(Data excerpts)
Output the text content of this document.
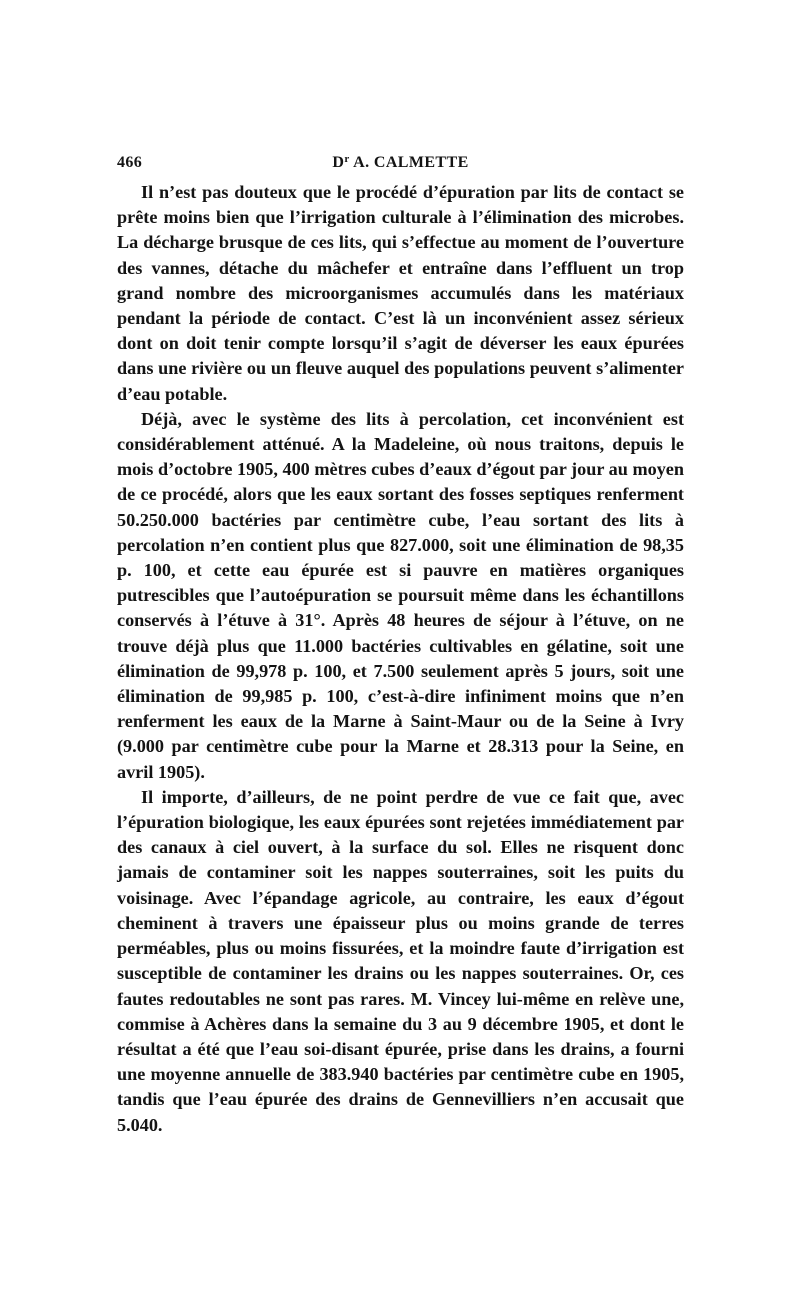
466	$D^r$ A. CALMETTE

Il n’est pas douteux que le procédé d’épuration par lits de contact se prête moins bien que l’irrigation culturale à l’élimination des microbes. La décharge brusque de ces lits, qui s’effectue au moment de l’ouverture des vannes, détache du mâchefer et entraîne dans l’effluent un trop grand nombre des microorganismes accumulés dans les matériaux pendant la période de contact. C’est là un inconvénient assez sérieux dont on doit tenir compte lorsqu’il s’agit de déverser les eaux épurées dans une rivière ou un fleuve auquel des populations peuvent s’alimenter d’eau potable.

Déjà, avec le système des lits à percolation, cet inconvénient est considérablement atténué. A la Madeleine, où nous traitons, depuis le mois d’octobre 1905, 400 mètres cubes d’eaux d’égout par jour au moyen de ce procédé, alors que les eaux sortant des fosses septiques renferment 50.250.000 bactéries par centimètre cube, l’eau sortant des lits à percolation n’en contient plus que 827.000, soit une élimination de 98,35 p. 100, et cette eau épurée est si pauvre en matières organiques putrescibles que l’autoépuration se poursuit même dans les échantillons conservés à l’étuve à 31°. Après 48 heures de séjour à l’étuve, on ne trouve déjà plus que 11.000 bactéries cultivables en gélatine, soit une élimination de 99,978 p. 100, et 7.500 seulement après 5 jours, soit une élimination de 99,985 p. 100, c’est-à-dire infiniment moins que n’en renferment les eaux de la Marne à Saint-Maur ou de la Seine à Ivry (9.000 par centimètre cube pour la Marne et 28.313 pour la Seine, en avril 1905).

Il importe, d’ailleurs, de ne point perdre de vue ce fait que, avec l’épuration biologique, les eaux épurées sont rejetées immédiatement par des canaux à ciel ouvert, à la surface du sol. Elles ne risquent donc jamais de contaminer soit les nappes souterraines, soit les puits du voisinage. Avec l’épandage agricole, au contraire, les eaux d’égout cheminent à travers une épaisseur plus ou moins grande de terres perméables, plus ou moins fissurées, et la moindre faute d’irrigation est susceptible de contaminer les drains ou les nappes souterraines. Or, ces fautes redoutables ne sont pas rares. M. Vincey lui-même en relève une, commise à Achères dans la semaine du 3 au 9 décembre 1905, et dont le résultat a été que l’eau soi-disant épurée, prise dans les drains, a fourni une moyenne annuelle de 383.940 bactéries par centimètre cube en 1905, tandis que l’eau épurée des drains de Gennevilliers n’en accusait que 5.040.
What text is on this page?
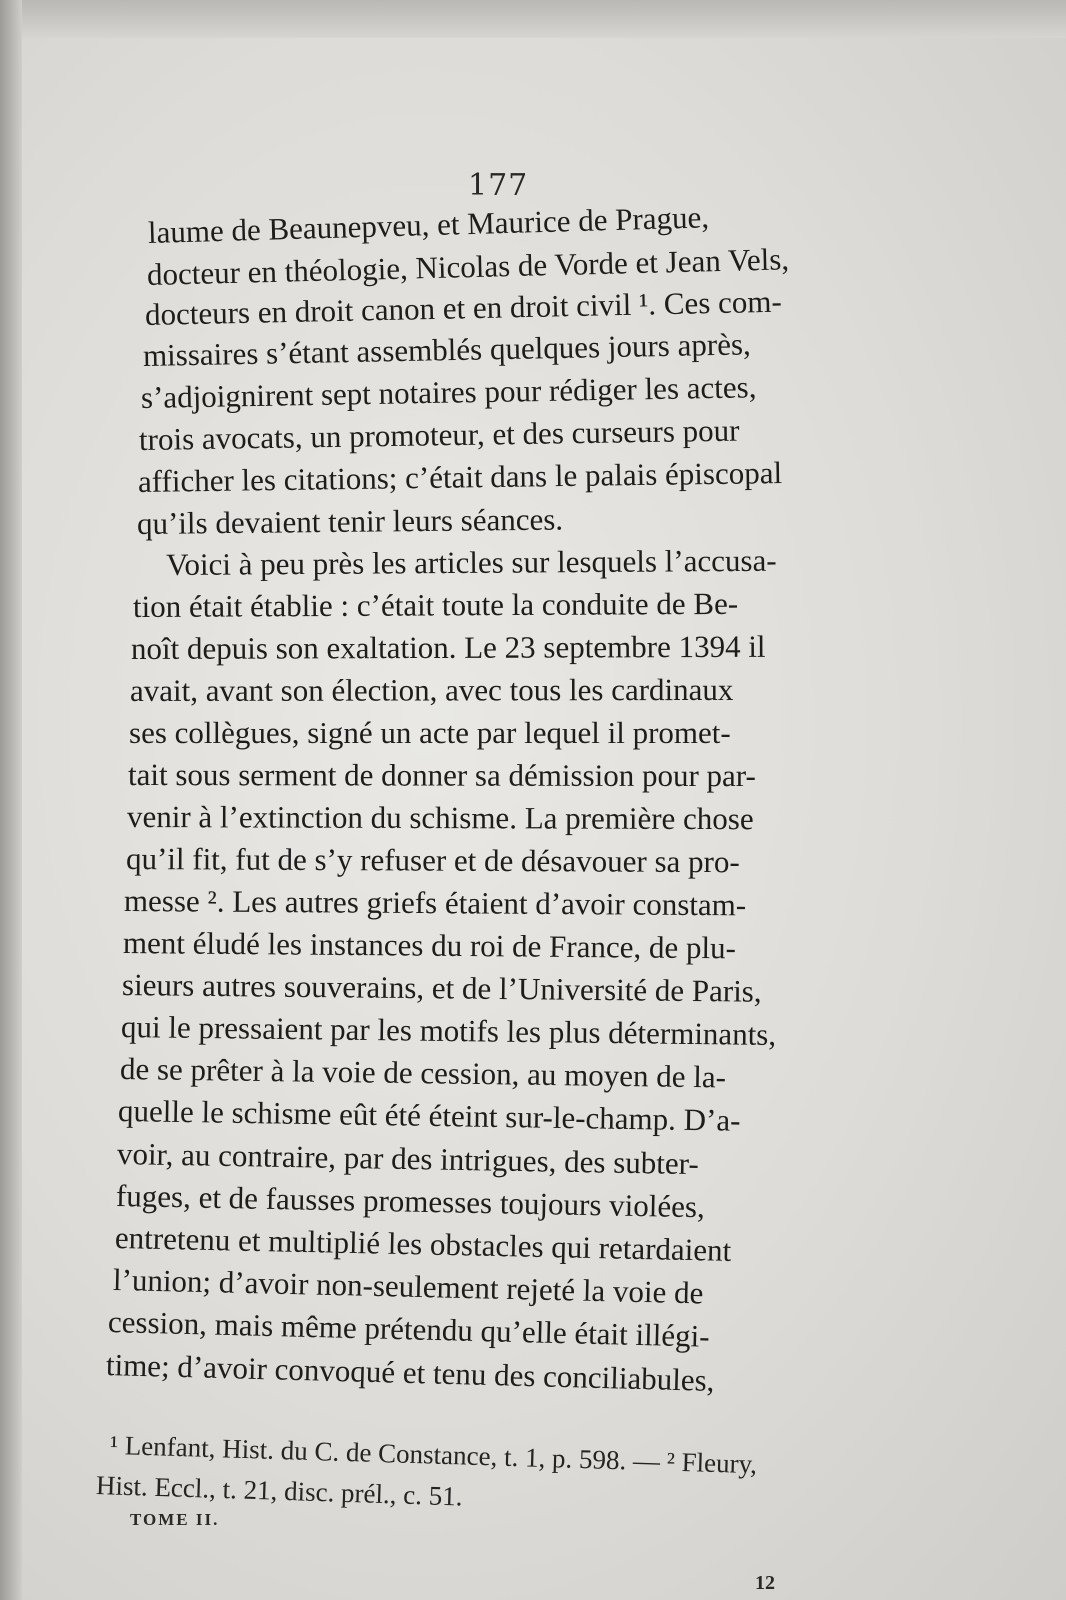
177
laume de Beaunepveu, et Maurice de Prague,
docteur en théologie, Nicolas de Vorde et Jean Vels,
docteurs en droit canon et en droit civil ¹. Ces com-
missaires s’étant assemblés quelques jours après,
s’adjoignirent sept notaires pour rédiger les actes,
trois avocats, un promoteur, et des curseurs pour
afficher les citations; c’était dans le palais épiscopal
qu’ils devaient tenir leurs séances.
Voici à peu près les articles sur lesquels l’accusa-
tion était établie : c’était toute la conduite de Be-
noît depuis son exaltation. Le 23 septembre 1394 il
avait, avant son élection, avec tous les cardinaux
ses collègues, signé un acte par lequel il promet-
tait sous serment de donner sa démission pour par-
venir à l’extinction du schisme. La première chose
qu’il fit, fut de s’y refuser et de désavouer sa pro-
messe ². Les autres griefs étaient d’avoir constam-
ment éludé les instances du roi de France, de plu-
sieurs autres souverains, et de l’Université de Paris,
qui le pressaient par les motifs les plus déterminants,
de se prêter à la voie de cession, au moyen de la-
quelle le schisme eût été éteint sur-le-champ. D’a-
voir, au contraire, par des intrigues, des subter-
fuges, et de fausses promesses toujours violées,
entretenu et multiplié les obstacles qui retardaient
l’union; d’avoir non-seulement rejeté la voie de
cession, mais même prétendu qu’elle était illégi-
time; d’avoir convoqué et tenu des conciliabules,
¹ Lenfant, Hist. du C. de Constance, t. 1, p. 598. — ² Fleury,
Hist. Eccl., t. 21, disc. prél., c. 51.
TOME II.
12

Problem statement: Quote the data above in full and without alteration; skip the pictures.

Task response:
Output the text content of this document.
466	$D^r$ A. CALMETTE

Il n’est pas douteux que le procédé d’épuration par lits de contact se prête moins bien que l’irrigation culturale à l’élimination des microbes. La décharge brusque de ces lits, qui s’effectue au moment de l’ouverture des vannes, détache du mâchefer et entraîne dans l’effluent un trop grand nombre des microorganismes accumulés dans les matériaux pendant la période de contact. C’est là un inconvénient assez sérieux dont on doit tenir compte lorsqu’il s’agit de déverser les eaux épurées dans une rivière ou un fleuve auquel des populations peuvent s’alimenter d’eau potable.

Déjà, avec le système des lits à percolation, cet inconvénient est considérablement atténué. A la Madeleine, où nous traitons, depuis le mois d’octobre 1905, 400 mètres cubes d’eaux d’égout par jour au moyen de ce procédé, alors que les eaux sortant des fosses septiques renferment 50.250.000 bactéries par centimètre cube, l’eau sortant des lits à percolation n’en contient plus que 827.000, soit une élimination de 98,35 p. 100, et cette eau épurée est si pauvre en matières organiques putrescibles que l’autoépuration se poursuit même dans les échantillons conservés à l’étuve à 31°. Après 48 heures de séjour à l’étuve, on ne trouve déjà plus que 11.000 bactéries cultivables en gélatine, soit une élimination de 99,978 p. 100, et 7.500 seulement après 5 jours, soit une élimination de 99,985 p. 100, c’est-à-dire infiniment moins que n’en renferment les eaux de la Marne à Saint-Maur ou de la Seine à Ivry (9.000 par centimètre cube pour la Marne et 28.313 pour la Seine, en avril 1905).

Il importe, d’ailleurs, de ne point perdre de vue ce fait que, avec l’épuration biologique, les eaux épurées sont rejetées immédiatement par des canaux à ciel ouvert, à la surface du sol. Elles ne risquent donc jamais de contaminer soit les nappes souterraines, soit les puits du voisinage. Avec l’épandage agricole, au contraire, les eaux d’égout cheminent à travers une épaisseur plus ou moins grande de terres perméables, plus ou moins fissurées, et la moindre faute d’irrigation est susceptible de contaminer les drains ou les nappes souterraines. Or, ces fautes redoutables ne sont pas rares. M. Vincey lui-même en relève une, commise à Achères dans la semaine du 3 au 9 décembre 1905, et dont le résultat a été que l’eau soi-disant épurée, prise dans les drains, a fourni une moyenne annuelle de 383.940 bactéries par centimètre cube en 1905, tandis que l’eau épurée des drains de Gennevilliers n’en accusait que 5.040.
What text is on this page?
177
laume de Beaunepveu, et Maurice de Prague,
docteur en théologie, Nicolas de Vorde et Jean Vels,
docteurs en droit canon et en droit civil ¹. Ces com-
missaires s’étant assemblés quelques jours après,
s’adjoignirent sept notaires pour rédiger les actes,
trois avocats, un promoteur, et des curseurs pour
afficher les citations; c’était dans le palais épiscopal
qu’ils devaient tenir leurs séances.
Voici à peu près les articles sur lesquels l’accusa-
tion était établie : c’était toute la conduite de Be-
noît depuis son exaltation. Le 23 septembre 1394 il
avait, avant son élection, avec tous les cardinaux
ses collègues, signé un acte par lequel il promet-
tait sous serment de donner sa démission pour par-
venir à l’extinction du schisme. La première chose
qu’il fit, fut de s’y refuser et de désavouer sa pro-
messe ². Les autres griefs étaient d’avoir constam-
ment éludé les instances du roi de France, de plu-
sieurs autres souverains, et de l’Université de Paris,
qui le pressaient par les motifs les plus déterminants,
de se prêter à la voie de cession, au moyen de la-
quelle le schisme eût été éteint sur-le-champ. D’a-
voir, au contraire, par des intrigues, des subter-
fuges, et de fausses promesses toujours violées,
entretenu et multiplié les obstacles qui retardaient
l’union; d’avoir non-seulement rejeté la voie de
cession, mais même prétendu qu’elle était illégi-
time; d’avoir convoqué et tenu des conciliabules,
¹ Lenfant, Hist. du C. de Constance, t. 1, p. 598. — ² Fleury,
Hist. Eccl., t. 21, disc. prél., c. 51.
TOME II.
12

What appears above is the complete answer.